# Start of INPUT DATA
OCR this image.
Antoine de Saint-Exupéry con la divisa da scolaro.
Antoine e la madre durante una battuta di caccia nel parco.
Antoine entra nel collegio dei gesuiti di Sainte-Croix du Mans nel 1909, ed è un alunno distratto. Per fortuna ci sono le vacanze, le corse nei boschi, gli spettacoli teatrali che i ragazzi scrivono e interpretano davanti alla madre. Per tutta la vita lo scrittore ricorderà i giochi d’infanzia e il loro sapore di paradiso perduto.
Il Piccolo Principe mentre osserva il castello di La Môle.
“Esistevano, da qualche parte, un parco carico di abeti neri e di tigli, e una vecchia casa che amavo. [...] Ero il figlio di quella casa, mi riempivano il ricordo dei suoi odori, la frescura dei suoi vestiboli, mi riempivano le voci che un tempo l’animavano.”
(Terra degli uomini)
# End of INPUT DATA
# EXERCISE INSTRUCTIONS
Exactly as written above, please repeat the entries.

# SOLUTION TO THIS TASK
OCR this image.
Antoine de Saint-Exupéry con la divisa da scolaro.
Antoine e la madre durante una battuta di caccia nel parco.
Antoine entra nel collegio dei gesuiti di Sainte-Croix du Mans nel 1909, ed è un alunno distratto. Per fortuna ci sono le vacanze, le corse nei boschi, gli spettacoli teatrali che i ragazzi scrivono e interpretano davanti alla madre. Per tutta la vita lo scrittore ricorderà i giochi d’infanzia e il loro sapore di paradiso perduto.
Il Piccolo Principe mentre osserva il castello di La Môle.
“Esistevano, da qualche parte, un parco carico di abeti neri e di tigli, e una vecchia casa che amavo. [...] Ero il figlio di quella casa, mi riempivano il ricordo dei suoi odori, la frescura dei suoi vestiboli, mi riempivano le voci che un tempo l’animavano.”
(Terra degli uomini)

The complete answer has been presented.